begin Supplied data

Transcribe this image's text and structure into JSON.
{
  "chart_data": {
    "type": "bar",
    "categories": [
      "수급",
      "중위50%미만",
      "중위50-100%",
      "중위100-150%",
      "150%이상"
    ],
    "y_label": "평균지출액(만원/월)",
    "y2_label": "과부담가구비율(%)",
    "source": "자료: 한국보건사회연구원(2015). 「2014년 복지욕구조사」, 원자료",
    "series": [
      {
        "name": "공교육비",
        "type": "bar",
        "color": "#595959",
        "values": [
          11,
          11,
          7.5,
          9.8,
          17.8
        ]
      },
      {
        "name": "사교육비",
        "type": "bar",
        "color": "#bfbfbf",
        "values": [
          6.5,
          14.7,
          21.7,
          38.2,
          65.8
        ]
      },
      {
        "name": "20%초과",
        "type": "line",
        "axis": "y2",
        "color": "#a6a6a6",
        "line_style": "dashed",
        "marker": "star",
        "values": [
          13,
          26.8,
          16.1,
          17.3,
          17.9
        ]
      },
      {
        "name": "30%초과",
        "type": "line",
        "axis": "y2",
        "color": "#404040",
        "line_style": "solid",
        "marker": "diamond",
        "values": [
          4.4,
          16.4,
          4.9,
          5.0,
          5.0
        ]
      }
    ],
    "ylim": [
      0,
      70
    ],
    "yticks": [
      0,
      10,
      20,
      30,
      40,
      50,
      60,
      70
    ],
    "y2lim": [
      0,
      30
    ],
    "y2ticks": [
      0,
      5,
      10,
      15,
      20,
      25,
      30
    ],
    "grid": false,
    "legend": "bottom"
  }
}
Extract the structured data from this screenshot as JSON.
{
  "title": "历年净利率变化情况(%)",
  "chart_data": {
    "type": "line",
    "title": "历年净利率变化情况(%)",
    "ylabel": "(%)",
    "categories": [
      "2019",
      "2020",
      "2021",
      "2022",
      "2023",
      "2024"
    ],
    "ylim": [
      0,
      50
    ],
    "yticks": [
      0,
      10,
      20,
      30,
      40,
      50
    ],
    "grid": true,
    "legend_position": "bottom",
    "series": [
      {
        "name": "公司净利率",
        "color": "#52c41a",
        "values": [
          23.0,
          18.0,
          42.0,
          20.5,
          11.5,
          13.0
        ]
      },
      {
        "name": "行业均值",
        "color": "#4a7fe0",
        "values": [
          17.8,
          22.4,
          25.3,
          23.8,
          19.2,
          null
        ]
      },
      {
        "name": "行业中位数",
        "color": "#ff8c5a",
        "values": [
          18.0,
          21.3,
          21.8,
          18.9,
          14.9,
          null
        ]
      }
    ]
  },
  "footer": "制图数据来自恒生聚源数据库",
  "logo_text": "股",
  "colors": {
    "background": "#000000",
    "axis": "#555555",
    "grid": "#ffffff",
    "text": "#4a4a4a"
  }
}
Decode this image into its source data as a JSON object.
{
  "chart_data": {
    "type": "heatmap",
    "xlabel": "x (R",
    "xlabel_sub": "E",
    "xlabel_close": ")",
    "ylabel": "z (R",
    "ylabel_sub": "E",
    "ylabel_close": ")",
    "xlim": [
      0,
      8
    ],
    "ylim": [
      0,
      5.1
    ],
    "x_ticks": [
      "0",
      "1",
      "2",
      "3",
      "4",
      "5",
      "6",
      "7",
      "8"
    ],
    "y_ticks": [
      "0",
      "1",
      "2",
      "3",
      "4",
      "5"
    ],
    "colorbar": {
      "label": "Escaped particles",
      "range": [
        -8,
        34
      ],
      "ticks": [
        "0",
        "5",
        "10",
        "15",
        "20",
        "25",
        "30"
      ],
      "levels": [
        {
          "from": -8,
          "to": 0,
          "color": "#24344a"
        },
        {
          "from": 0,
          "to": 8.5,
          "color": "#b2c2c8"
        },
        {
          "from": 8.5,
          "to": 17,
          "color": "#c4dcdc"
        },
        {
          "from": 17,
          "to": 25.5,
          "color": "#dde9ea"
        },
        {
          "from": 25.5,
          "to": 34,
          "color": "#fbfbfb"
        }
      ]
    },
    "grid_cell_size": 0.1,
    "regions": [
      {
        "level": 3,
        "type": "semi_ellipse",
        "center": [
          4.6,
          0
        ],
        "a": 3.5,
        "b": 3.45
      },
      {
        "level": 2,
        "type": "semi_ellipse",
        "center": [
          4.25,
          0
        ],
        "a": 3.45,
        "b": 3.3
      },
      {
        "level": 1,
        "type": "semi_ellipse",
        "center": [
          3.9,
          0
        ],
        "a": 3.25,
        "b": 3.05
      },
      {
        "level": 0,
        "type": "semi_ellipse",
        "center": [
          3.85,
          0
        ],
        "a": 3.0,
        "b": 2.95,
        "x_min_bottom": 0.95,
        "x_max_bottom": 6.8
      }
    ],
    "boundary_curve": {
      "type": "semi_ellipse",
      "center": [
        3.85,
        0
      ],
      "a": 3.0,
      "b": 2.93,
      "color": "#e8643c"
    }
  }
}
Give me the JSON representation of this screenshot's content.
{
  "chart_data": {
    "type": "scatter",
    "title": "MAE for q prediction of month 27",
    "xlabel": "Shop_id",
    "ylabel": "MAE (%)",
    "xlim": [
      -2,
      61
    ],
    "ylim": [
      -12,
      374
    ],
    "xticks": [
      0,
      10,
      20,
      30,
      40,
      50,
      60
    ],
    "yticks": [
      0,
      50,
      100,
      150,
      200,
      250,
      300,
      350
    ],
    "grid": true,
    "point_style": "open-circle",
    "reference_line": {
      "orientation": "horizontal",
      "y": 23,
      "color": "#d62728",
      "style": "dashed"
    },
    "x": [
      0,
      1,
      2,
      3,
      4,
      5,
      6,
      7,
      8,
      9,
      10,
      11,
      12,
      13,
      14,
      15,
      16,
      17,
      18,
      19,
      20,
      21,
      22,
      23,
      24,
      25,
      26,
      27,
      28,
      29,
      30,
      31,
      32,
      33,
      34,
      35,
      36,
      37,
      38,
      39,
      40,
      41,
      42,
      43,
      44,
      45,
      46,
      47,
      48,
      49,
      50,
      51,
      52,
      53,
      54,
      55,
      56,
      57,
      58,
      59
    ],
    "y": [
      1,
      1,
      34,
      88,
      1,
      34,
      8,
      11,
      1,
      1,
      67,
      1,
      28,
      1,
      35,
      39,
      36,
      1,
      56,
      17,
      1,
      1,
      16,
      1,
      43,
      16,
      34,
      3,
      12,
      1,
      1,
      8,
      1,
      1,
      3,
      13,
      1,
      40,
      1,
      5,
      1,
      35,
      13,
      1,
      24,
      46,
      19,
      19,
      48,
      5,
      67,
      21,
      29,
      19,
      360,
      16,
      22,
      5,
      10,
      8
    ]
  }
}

end Supplied data

Search the lines for the word "source" and report how many contain it, by number only.

2